Work to be completed:
Repeat the lines of the records from the one holding "table-row: 厦门 2 (8, 435, 461, 453)" through the end of the records, both ends included.

Source records:
▼▼▼

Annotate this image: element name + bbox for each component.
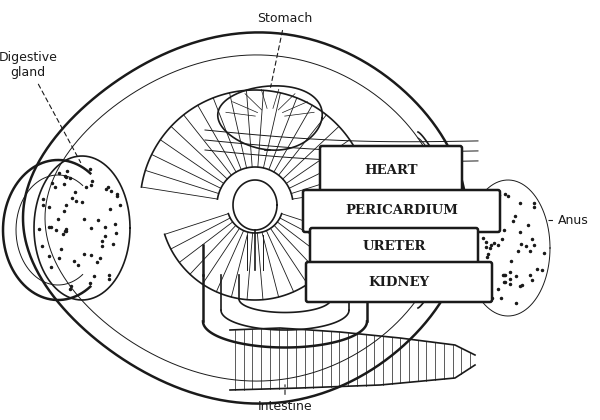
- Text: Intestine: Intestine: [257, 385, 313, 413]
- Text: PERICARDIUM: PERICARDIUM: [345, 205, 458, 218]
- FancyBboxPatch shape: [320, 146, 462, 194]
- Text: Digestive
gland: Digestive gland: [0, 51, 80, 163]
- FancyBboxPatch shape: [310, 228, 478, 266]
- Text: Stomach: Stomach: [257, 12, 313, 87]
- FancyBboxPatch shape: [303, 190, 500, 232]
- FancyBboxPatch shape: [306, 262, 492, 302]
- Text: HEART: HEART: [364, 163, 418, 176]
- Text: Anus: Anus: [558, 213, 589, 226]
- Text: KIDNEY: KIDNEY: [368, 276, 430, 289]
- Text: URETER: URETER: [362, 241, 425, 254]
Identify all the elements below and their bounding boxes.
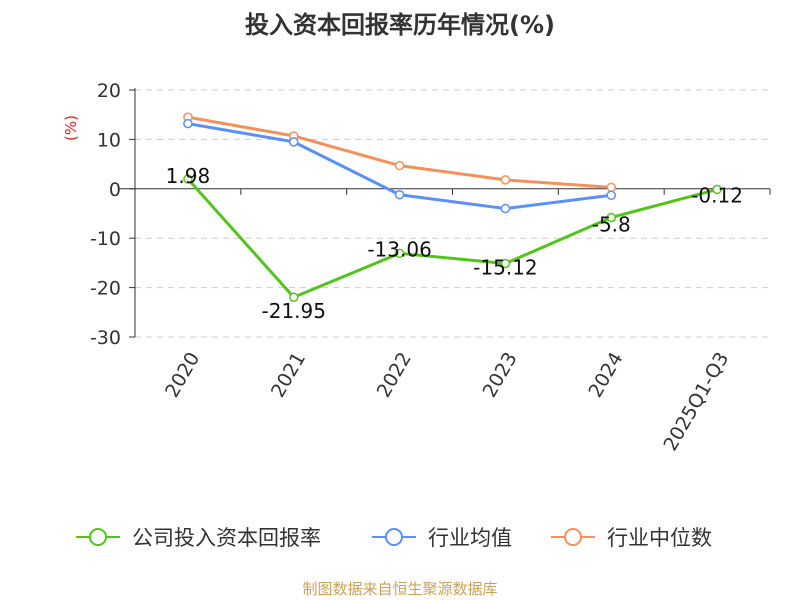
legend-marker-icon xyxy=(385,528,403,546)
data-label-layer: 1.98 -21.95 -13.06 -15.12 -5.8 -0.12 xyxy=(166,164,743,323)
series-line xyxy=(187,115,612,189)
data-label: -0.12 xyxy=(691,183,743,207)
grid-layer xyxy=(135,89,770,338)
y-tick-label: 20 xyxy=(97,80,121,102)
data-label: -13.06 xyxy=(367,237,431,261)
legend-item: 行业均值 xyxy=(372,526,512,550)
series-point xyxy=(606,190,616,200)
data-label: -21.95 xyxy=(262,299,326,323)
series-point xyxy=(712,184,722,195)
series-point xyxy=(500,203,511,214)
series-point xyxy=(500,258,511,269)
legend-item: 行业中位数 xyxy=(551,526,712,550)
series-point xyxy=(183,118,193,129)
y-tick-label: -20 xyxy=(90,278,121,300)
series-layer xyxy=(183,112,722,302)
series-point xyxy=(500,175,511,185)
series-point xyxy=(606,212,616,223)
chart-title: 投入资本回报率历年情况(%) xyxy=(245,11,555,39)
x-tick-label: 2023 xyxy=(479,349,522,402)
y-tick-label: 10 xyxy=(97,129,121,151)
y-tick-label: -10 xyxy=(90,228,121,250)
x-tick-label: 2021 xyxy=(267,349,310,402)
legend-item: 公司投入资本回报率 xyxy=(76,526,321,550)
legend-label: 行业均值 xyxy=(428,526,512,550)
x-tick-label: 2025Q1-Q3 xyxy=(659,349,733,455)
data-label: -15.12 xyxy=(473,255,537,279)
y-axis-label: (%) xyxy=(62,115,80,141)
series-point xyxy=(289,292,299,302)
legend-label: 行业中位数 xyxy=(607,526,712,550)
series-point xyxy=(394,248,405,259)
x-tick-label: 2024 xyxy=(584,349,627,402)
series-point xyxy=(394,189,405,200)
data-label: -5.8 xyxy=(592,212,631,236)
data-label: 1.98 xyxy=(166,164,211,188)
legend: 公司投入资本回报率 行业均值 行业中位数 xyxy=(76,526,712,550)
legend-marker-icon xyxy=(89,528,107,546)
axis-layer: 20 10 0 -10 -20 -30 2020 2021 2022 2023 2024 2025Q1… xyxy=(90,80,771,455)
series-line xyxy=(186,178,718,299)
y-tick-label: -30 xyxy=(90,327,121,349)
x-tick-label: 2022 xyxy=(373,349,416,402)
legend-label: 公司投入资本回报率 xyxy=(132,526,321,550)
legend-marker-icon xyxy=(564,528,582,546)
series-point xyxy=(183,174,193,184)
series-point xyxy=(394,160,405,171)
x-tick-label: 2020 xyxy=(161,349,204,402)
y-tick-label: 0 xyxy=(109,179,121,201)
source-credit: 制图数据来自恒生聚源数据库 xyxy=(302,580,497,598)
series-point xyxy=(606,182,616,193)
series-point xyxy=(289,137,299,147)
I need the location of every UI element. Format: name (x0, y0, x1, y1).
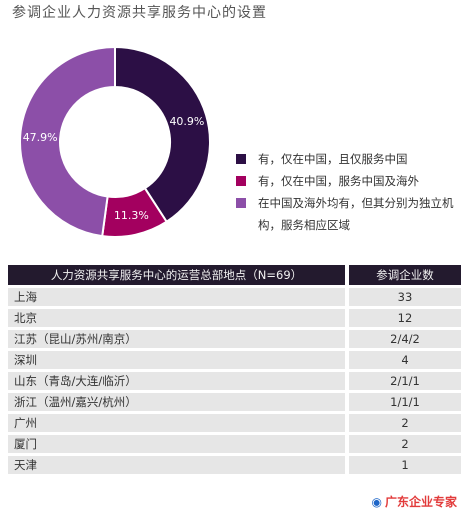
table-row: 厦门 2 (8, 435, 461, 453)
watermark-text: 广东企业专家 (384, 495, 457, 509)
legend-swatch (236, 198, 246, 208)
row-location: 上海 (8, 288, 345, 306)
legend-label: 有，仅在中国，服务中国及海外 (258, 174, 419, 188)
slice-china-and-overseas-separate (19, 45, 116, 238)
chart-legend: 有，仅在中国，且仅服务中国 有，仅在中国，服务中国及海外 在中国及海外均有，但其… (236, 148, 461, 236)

▲▲▲

Solution for this task:
table-row: 厦门 2 (8, 435, 461, 453)
watermark-text: 广东企业专家 (384, 495, 457, 509)
legend-swatch (236, 198, 246, 208)
row-location: 上海 (8, 288, 345, 306)
legend-label: 有，仅在中国，服务中国及海外 (258, 174, 419, 188)
slice-china-and-overseas-separate (19, 45, 116, 238)
chart-legend: 有，仅在中国，且仅服务中国 有，仅在中国，服务中国及海外 在中国及海外均有，但其… (236, 148, 461, 236)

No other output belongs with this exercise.